> Exercise: Using the material that follows, identify and copy each line with the string "حزيران".

## BEGIN Items

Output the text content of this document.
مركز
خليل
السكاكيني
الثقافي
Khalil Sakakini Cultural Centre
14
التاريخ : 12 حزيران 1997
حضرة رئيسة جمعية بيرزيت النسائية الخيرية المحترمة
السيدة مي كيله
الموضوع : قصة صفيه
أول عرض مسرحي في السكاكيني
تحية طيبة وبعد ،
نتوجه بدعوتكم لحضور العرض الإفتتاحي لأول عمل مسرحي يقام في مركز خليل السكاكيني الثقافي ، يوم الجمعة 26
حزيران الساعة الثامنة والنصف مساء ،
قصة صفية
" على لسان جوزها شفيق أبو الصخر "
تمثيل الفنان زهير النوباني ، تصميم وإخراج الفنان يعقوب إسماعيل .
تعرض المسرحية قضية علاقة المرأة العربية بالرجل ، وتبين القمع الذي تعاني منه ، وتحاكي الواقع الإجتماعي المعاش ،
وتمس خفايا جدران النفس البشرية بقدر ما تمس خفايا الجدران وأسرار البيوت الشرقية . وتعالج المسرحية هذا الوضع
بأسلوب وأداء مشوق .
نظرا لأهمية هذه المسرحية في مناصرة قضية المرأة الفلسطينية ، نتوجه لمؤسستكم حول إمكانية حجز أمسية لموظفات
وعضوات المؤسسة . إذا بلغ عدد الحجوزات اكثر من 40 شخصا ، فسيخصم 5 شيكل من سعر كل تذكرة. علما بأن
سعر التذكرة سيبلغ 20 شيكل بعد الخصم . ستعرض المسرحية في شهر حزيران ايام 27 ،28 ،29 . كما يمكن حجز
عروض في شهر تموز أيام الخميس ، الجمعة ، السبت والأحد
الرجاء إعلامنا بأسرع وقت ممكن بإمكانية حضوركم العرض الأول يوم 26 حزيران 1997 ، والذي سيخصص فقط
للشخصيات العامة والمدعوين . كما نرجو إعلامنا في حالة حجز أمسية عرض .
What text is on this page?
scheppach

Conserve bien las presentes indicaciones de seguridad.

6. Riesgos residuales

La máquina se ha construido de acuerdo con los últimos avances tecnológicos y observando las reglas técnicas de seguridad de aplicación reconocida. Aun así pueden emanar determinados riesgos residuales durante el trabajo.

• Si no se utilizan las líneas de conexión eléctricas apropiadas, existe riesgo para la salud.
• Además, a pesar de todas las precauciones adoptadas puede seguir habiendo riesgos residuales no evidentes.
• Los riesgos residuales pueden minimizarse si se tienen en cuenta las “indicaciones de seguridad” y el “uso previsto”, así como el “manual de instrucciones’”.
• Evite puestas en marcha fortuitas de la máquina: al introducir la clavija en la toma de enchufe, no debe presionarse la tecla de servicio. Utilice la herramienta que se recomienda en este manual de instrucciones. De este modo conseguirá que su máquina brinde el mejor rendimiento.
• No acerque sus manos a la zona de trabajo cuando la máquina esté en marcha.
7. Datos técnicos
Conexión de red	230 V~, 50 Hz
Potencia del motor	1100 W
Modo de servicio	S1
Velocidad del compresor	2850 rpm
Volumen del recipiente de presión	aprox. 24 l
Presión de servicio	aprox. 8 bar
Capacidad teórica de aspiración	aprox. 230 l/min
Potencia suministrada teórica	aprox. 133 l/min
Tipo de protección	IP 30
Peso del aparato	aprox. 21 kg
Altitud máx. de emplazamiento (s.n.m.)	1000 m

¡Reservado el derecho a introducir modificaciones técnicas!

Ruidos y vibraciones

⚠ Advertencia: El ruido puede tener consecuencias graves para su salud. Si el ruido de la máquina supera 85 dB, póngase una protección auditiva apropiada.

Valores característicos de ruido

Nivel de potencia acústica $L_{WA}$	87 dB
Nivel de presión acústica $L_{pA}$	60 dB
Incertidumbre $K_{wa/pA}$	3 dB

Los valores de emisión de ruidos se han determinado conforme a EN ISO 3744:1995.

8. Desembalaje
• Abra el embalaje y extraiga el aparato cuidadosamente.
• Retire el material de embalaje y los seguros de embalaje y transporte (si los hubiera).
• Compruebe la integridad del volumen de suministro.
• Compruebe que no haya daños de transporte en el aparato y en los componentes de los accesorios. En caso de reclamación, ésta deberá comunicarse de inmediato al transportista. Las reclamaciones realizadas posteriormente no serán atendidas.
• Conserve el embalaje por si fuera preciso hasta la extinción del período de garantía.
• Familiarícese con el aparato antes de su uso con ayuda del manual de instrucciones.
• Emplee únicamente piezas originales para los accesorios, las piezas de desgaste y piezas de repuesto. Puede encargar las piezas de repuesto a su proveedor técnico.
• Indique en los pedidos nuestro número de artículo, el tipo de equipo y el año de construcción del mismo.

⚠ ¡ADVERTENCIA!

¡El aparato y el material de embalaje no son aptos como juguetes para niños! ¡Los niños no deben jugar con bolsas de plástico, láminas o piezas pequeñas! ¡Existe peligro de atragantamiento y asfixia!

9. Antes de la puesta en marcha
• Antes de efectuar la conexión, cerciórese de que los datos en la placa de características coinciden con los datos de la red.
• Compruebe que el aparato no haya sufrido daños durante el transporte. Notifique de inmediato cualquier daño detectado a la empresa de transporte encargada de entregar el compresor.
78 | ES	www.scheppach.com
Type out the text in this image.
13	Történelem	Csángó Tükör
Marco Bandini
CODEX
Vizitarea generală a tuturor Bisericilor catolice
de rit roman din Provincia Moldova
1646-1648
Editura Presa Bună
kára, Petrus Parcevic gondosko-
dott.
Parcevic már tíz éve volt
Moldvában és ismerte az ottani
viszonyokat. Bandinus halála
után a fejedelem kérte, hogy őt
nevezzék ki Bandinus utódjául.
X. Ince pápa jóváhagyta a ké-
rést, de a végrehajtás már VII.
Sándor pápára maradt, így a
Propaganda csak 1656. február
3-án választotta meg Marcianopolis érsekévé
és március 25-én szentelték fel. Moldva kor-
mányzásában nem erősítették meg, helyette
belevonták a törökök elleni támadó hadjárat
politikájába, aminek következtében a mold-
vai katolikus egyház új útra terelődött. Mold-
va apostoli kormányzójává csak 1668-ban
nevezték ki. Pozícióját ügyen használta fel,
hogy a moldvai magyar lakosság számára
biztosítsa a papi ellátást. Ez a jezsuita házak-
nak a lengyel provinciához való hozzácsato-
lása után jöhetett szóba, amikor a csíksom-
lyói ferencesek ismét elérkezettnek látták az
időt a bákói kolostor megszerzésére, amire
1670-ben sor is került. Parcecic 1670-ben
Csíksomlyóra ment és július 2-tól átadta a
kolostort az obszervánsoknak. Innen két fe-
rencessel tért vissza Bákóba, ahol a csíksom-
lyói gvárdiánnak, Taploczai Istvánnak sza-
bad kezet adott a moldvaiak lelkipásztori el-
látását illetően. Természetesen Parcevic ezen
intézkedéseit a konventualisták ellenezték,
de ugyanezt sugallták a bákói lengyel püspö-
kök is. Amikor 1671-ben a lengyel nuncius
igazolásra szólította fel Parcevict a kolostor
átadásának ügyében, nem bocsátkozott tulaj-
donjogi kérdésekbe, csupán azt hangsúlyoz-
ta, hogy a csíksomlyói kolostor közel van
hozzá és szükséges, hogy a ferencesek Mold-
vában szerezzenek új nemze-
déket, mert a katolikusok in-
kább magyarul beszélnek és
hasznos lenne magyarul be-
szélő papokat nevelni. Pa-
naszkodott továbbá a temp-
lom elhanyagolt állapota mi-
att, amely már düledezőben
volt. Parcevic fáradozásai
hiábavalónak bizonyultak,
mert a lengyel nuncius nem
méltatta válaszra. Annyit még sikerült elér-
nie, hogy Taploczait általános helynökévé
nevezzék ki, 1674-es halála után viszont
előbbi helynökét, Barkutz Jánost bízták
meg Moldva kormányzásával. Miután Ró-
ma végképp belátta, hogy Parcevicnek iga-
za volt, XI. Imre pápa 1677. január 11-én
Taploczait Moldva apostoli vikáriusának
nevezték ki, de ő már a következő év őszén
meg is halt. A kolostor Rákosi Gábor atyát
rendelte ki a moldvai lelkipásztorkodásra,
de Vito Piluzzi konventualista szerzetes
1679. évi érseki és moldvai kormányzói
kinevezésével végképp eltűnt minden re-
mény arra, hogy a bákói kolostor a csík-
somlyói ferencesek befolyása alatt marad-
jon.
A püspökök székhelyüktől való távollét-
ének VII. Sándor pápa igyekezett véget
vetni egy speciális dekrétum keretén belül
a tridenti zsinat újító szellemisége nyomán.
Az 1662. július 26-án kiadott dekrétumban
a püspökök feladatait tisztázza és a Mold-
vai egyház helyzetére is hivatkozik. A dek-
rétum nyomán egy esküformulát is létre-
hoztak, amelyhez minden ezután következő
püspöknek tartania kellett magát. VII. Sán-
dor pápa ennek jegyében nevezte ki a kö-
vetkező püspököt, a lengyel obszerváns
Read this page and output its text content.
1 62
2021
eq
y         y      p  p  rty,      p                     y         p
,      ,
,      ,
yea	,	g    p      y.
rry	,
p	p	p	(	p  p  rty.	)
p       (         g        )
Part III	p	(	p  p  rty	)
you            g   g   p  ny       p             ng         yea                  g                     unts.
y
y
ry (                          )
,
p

## END Items

> Answer for this exercise:
التاريخ : 12 حزيران 1997
حزيران الساعة الثامنة والنصف مساء ،
سعر التذكرة سيبلغ 20 شيكل بعد الخصم . ستعرض المسرحية في شهر حزيران ايام 27 ،28 ،29 . كما يمكن حجز
الرجاء إعلامنا بأسرع وقت ممكن بإمكانية حضوركم العرض الأول يوم 26 حزيران 1997 ، والذي سيخصص فقط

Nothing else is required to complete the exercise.